» **Your instructions**: For every line in the material below that holds "color", report the line.

-- Excerpted records follows --

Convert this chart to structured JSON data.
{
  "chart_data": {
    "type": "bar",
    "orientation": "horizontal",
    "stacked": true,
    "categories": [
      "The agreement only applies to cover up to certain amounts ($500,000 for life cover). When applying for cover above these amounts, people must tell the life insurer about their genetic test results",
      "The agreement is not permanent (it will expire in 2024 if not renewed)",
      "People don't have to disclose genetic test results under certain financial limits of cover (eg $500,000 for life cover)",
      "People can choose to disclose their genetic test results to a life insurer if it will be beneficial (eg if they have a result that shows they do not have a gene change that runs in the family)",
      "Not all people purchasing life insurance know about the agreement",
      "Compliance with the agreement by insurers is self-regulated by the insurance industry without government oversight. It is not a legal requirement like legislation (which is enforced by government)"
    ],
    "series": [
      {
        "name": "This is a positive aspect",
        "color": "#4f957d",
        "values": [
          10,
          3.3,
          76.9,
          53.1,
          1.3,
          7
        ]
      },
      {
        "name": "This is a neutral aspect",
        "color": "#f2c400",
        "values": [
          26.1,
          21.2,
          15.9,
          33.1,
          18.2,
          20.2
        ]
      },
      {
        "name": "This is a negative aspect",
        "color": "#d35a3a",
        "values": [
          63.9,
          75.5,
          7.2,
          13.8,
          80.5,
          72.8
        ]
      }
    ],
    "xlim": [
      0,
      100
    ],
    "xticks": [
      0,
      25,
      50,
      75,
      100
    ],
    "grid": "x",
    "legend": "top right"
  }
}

-- Excerpted records concluded --

» **Response to the task**:
        "color": "#4f957d",
        "color": "#f2c400",
        "color": "#d35a3a",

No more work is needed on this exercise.